:: Dataset records ::
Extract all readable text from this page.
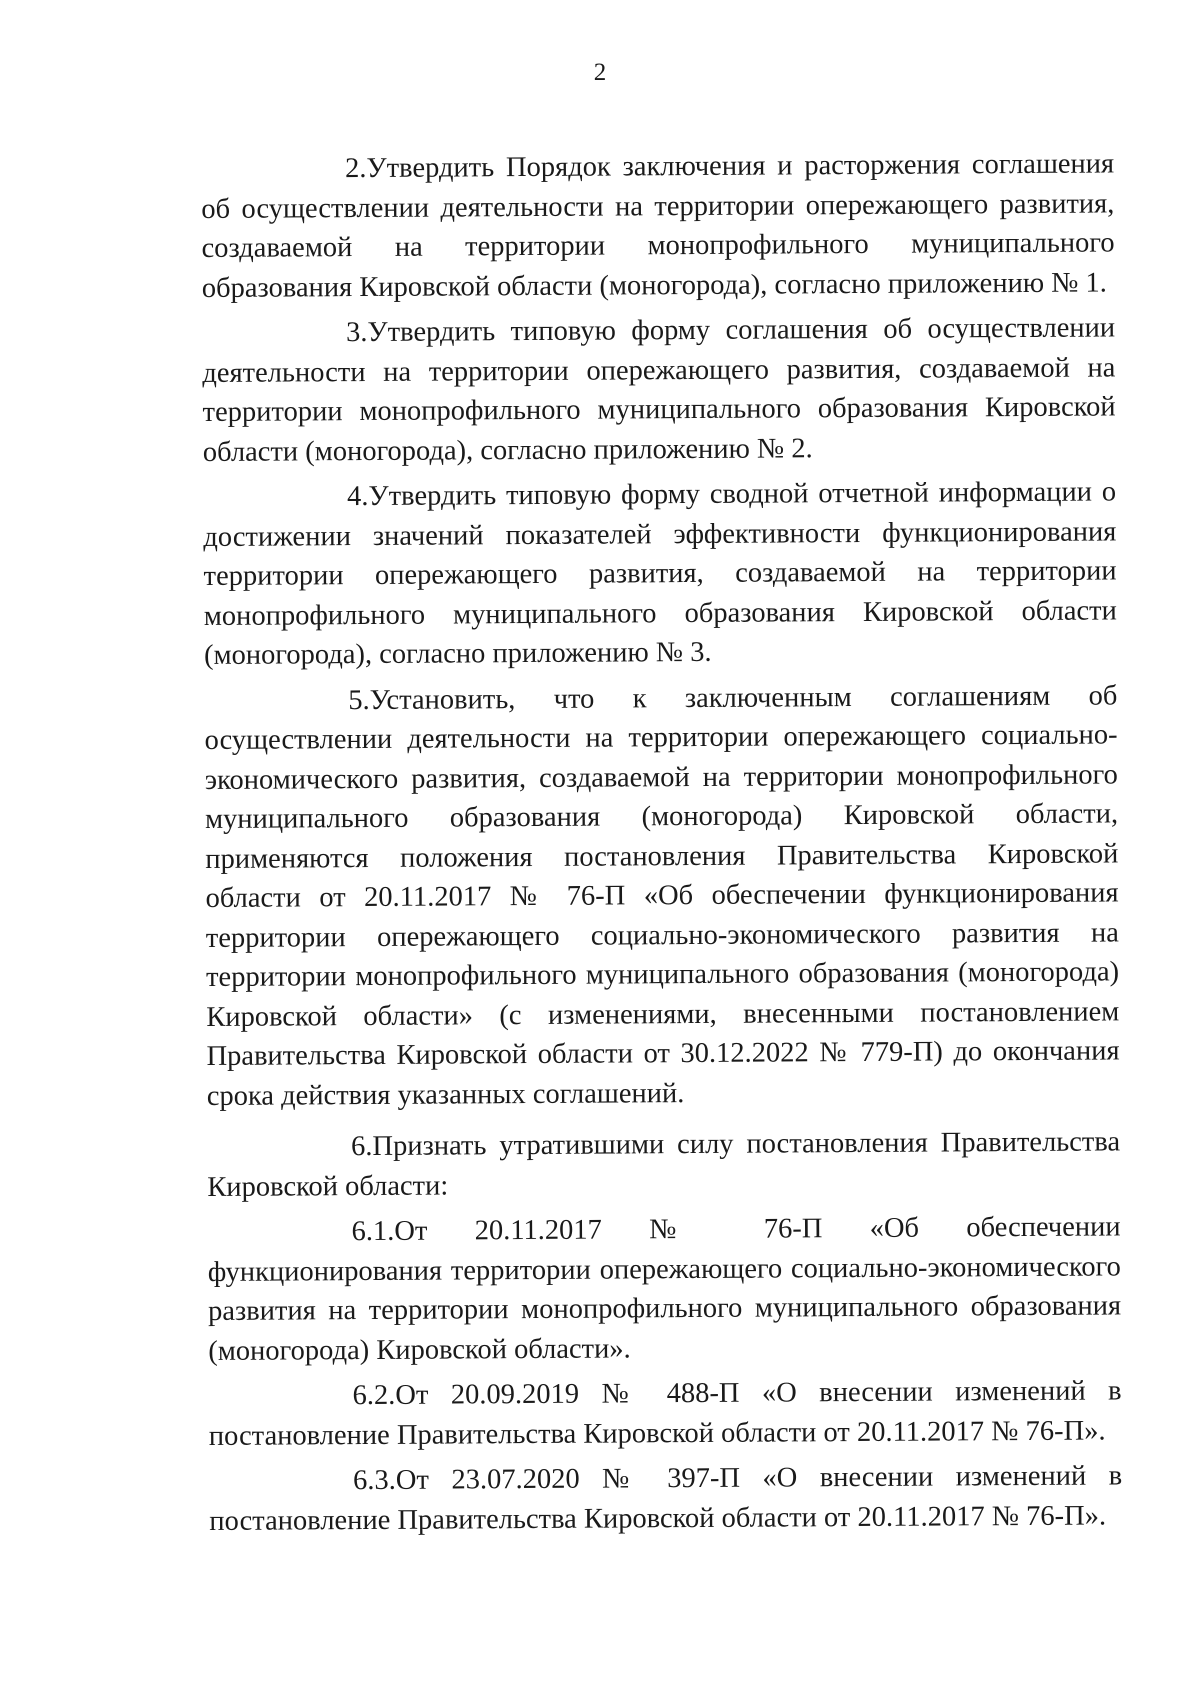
2

2.Утвердить Порядок заключения и расторжения соглашения об осуществлении деятельности на территории опережающего развития, создаваемой на территории монопрофильного муниципального образования Кировской области (моногорода), согласно приложению № 1.

3.Утвердить типовую форму соглашения об осуществлении деятельности на территории опережающего развития, создаваемой на территории монопрофильного муниципального образования Кировской области (моногорода), согласно приложению № 2.

4.Утвердить типовую форму сводной отчетной информации о достижении значений показателей эффективности функционирования территории опережающего развития, создаваемой на территории монопрофильного муниципального образования Кировской области (моногорода), согласно приложению № 3.

5.Установить, что к заключенным соглашениям об осуществлении деятельности на территории опережающего социально-экономического развития, создаваемой на территории монопрофильного муниципального образования (моногорода) Кировской области, применяются положения постановления Правительства Кировской области от 20.11.2017 № 76-П «Об обеспечении функционирования территории опережающего социально-экономического развития на территории монопрофильного муниципального образования (моногорода) Кировской области» (с изменениями, внесенными постановлением Правительства Кировской области от 30.12.2022 № 779-П) до окончания срока действия указанных соглашений.

6.Признать утратившими силу постановления Правительства Кировской области:

6.1.От 20.11.2017 № 76-П «Об обеспечении функционирования территории опережающего социально-экономического развития на территории монопрофильного муниципального образования (моногорода) Кировской области».

6.2.От 20.09.2019 № 488-П «О внесении изменений в постановление Правительства Кировской области от 20.11.2017 № 76-П».

6.3.От 23.07.2020 № 397-П «О внесении изменений в постановление Правительства Кировской области от 20.11.2017 № 76-П».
:::
**Work to be completed:** Gather and return every line that holds the string "типовую".

**Reply:**
3.Утвердить типовую форму соглашения об осуществлении деятельности на территории опережающего развития, создаваемой на территории монопрофильного муниципального образования Кировской области (моногорода), согласно приложению № 2.
4.Утвердить типовую форму сводной отчетной информации о достижении значений показателей эффективности функционирования территории опережающего развития, создаваемой на территории монопрофильного муниципального образования Кировской области (моногорода), согласно приложению № 3.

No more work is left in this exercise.